Written exercise
Output every record below exactly as it appears.
>>
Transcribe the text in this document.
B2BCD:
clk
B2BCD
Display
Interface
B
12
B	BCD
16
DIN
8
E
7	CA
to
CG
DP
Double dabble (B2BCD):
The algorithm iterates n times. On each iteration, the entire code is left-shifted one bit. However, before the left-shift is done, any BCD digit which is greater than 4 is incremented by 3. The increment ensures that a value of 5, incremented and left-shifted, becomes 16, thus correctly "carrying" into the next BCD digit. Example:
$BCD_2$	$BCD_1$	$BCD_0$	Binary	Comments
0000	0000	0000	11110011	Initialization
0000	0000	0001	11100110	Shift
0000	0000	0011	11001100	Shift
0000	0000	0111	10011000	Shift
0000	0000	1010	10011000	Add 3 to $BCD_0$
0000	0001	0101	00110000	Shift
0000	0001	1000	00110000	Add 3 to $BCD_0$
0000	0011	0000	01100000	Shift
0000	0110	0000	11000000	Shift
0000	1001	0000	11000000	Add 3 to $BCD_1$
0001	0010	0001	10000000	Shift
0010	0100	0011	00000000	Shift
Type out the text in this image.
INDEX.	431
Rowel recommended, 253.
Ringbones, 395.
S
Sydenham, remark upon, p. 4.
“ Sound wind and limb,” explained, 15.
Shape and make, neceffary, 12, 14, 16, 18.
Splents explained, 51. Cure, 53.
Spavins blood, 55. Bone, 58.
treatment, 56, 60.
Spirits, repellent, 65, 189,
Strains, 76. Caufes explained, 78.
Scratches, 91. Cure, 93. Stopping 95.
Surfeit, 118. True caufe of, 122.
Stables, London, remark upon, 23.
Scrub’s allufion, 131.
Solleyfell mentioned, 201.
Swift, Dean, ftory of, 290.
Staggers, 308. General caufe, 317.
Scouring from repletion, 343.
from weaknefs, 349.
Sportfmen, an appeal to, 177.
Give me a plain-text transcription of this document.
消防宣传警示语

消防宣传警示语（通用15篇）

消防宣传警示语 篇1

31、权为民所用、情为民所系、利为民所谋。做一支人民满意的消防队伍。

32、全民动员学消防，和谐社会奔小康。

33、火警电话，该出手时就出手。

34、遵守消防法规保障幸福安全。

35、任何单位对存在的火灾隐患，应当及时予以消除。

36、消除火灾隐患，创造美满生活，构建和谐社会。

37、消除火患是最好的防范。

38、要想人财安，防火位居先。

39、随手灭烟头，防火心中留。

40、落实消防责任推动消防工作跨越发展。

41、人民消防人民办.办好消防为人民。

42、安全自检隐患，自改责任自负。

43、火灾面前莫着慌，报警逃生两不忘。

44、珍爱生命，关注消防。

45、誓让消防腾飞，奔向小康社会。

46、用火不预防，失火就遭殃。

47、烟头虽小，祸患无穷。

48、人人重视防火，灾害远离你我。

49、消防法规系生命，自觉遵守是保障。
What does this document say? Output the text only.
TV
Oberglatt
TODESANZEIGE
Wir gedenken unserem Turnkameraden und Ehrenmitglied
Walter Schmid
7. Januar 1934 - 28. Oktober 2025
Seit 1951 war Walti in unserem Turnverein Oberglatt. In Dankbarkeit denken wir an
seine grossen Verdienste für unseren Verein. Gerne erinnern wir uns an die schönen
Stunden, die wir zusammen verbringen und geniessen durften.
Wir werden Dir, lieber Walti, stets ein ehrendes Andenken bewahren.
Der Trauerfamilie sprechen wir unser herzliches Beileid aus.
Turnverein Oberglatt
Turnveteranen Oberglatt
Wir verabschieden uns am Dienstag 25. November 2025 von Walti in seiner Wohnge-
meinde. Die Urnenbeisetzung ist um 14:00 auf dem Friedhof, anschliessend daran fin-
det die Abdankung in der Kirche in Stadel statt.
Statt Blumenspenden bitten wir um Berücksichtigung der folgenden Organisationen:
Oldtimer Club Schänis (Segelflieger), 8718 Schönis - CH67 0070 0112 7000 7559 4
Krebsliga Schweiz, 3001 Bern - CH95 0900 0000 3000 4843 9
<<
Exercise solution
Transcribe the text in this document.
B2BCD:
clk
B2BCD
Display
Interface
B
12
B	BCD
16
DIN
8
E
7	CA
to
CG
DP
Double dabble (B2BCD):
The algorithm iterates n times. On each iteration, the entire code is left-shifted one bit. However, before the left-shift is done, any BCD digit which is greater than 4 is incremented by 3. The increment ensures that a value of 5, incremented and left-shifted, becomes 16, thus correctly "carrying" into the next BCD digit. Example:
$BCD_2$	$BCD_1$	$BCD_0$	Binary	Comments
0000	0000	0000	11110011	Initialization
0000	0000	0001	11100110	Shift
0000	0000	0011	11001100	Shift
0000	0000	0111	10011000	Shift
0000	0000	1010	10011000	Add 3 to $BCD_0$
0000	0001	0101	00110000	Shift
0000	0001	1000	00110000	Add 3 to $BCD_0$
0000	0011	0000	01100000	Shift
0000	0110	0000	11000000	Shift
0000	1001	0000	11000000	Add 3 to $BCD_1$
0001	0010	0001	10000000	Shift
0010	0100	0011	00000000	Shift
Type out the text in this image.
INDEX.	431
Rowel recommended, 253.
Ringbones, 395.
S
Sydenham, remark upon, p. 4.
“ Sound wind and limb,” explained, 15.
Shape and make, neceffary, 12, 14, 16, 18.
Splents explained, 51. Cure, 53.
Spavins blood, 55. Bone, 58.
treatment, 56, 60.
Spirits, repellent, 65, 189,
Strains, 76. Caufes explained, 78.
Scratches, 91. Cure, 93. Stopping 95.
Surfeit, 118. True caufe of, 122.
Stables, London, remark upon, 23.
Scrub’s allufion, 131.
Solleyfell mentioned, 201.
Swift, Dean, ftory of, 290.
Staggers, 308. General caufe, 317.
Scouring from repletion, 343.
from weaknefs, 349.
Sportfmen, an appeal to, 177.
Give me a plain-text transcription of this document.
消防宣传警示语

消防宣传警示语（通用15篇）

消防宣传警示语 篇1

31、权为民所用、情为民所系、利为民所谋。做一支人民满意的消防队伍。

32、全民动员学消防，和谐社会奔小康。

33、火警电话，该出手时就出手。

34、遵守消防法规保障幸福安全。

35、任何单位对存在的火灾隐患，应当及时予以消除。

36、消除火灾隐患，创造美满生活，构建和谐社会。

37、消除火患是最好的防范。

38、要想人财安，防火位居先。

39、随手灭烟头，防火心中留。

40、落实消防责任推动消防工作跨越发展。

41、人民消防人民办.办好消防为人民。

42、安全自检隐患，自改责任自负。

43、火灾面前莫着慌，报警逃生两不忘。

44、珍爱生命，关注消防。

45、誓让消防腾飞，奔向小康社会。

46、用火不预防，失火就遭殃。

47、烟头虽小，祸患无穷。

48、人人重视防火，灾害远离你我。

49、消防法规系生命，自觉遵守是保障。
What does this document say? Output the text only.
TV
Oberglatt
TODESANZEIGE
Wir gedenken unserem Turnkameraden und Ehrenmitglied
Walter Schmid
7. Januar 1934 - 28. Oktober 2025
Seit 1951 war Walti in unserem Turnverein Oberglatt. In Dankbarkeit denken wir an
seine grossen Verdienste für unseren Verein. Gerne erinnern wir uns an die schönen
Stunden, die wir zusammen verbringen und geniessen durften.
Wir werden Dir, lieber Walti, stets ein ehrendes Andenken bewahren.
Der Trauerfamilie sprechen wir unser herzliches Beileid aus.
Turnverein Oberglatt
Turnveteranen Oberglatt
Wir verabschieden uns am Dienstag 25. November 2025 von Walti in seiner Wohnge-
meinde. Die Urnenbeisetzung ist um 14:00 auf dem Friedhof, anschliessend daran fin-
det die Abdankung in der Kirche in Stadel statt.
Statt Blumenspenden bitten wir um Berücksichtigung der folgenden Organisationen:
Oldtimer Club Schänis (Segelflieger), 8718 Schönis - CH67 0070 0112 7000 7559 4
Krebsliga Schweiz, 3001 Bern - CH95 0900 0000 3000 4843 9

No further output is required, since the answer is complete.